= YOUR INSTRUCTIONS =
Copy out all lines that carry the word "color".

==== DATA FOR PROCESSING ====

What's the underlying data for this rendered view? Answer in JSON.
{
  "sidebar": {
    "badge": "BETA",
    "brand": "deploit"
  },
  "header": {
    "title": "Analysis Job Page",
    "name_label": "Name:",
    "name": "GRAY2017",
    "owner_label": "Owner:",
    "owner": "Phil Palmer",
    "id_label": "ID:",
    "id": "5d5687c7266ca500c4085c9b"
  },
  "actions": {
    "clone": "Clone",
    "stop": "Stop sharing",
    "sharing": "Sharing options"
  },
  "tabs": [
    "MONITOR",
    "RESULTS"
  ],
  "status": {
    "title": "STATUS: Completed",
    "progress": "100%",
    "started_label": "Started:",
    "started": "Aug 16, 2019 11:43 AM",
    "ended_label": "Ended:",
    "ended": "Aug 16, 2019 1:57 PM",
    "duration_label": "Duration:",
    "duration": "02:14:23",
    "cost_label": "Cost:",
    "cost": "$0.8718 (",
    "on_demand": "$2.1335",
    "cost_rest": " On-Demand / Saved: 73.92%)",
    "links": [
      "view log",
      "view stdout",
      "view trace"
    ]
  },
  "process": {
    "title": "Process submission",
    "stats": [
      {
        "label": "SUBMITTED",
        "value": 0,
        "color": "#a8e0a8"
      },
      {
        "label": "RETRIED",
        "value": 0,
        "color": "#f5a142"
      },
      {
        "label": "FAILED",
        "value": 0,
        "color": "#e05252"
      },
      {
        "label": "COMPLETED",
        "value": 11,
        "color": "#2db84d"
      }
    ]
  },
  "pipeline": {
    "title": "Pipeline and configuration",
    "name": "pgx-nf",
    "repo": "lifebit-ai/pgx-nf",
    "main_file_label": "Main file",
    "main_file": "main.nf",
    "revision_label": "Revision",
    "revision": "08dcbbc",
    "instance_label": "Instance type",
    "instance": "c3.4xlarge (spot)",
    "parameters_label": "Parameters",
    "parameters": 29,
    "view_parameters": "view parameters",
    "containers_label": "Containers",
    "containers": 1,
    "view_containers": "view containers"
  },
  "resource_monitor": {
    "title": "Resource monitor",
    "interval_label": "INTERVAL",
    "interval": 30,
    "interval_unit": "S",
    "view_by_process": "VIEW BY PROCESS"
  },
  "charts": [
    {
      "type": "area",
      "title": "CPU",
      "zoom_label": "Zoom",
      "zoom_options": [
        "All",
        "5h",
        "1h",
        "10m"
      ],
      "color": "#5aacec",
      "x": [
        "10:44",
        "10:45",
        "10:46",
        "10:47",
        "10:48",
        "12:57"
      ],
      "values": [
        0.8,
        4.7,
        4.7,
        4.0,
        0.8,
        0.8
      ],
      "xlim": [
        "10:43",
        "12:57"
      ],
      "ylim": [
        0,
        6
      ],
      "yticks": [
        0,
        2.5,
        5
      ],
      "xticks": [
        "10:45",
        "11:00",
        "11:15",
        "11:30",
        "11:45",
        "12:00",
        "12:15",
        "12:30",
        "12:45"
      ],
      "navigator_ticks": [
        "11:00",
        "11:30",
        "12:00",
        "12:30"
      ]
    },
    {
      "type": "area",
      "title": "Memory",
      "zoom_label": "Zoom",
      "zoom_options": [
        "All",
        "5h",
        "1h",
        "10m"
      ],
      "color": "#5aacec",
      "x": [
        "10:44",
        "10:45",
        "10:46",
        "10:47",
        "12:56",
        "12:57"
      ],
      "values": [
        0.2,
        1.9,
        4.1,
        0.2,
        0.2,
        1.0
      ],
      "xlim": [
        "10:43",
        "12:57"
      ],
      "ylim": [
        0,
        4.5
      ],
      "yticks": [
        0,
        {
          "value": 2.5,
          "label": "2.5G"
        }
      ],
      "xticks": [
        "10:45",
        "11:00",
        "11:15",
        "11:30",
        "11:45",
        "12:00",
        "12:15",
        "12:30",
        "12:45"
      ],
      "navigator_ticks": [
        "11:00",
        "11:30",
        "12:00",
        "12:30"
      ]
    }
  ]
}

====

= WRITTEN RESPONSE =
        "color": "#a8e0a8"
        "color": "#f5a142"
        "color": "#e05252"
        "color": "#2db84d"
      "color": "#5aacec",
      "color": "#5aacec",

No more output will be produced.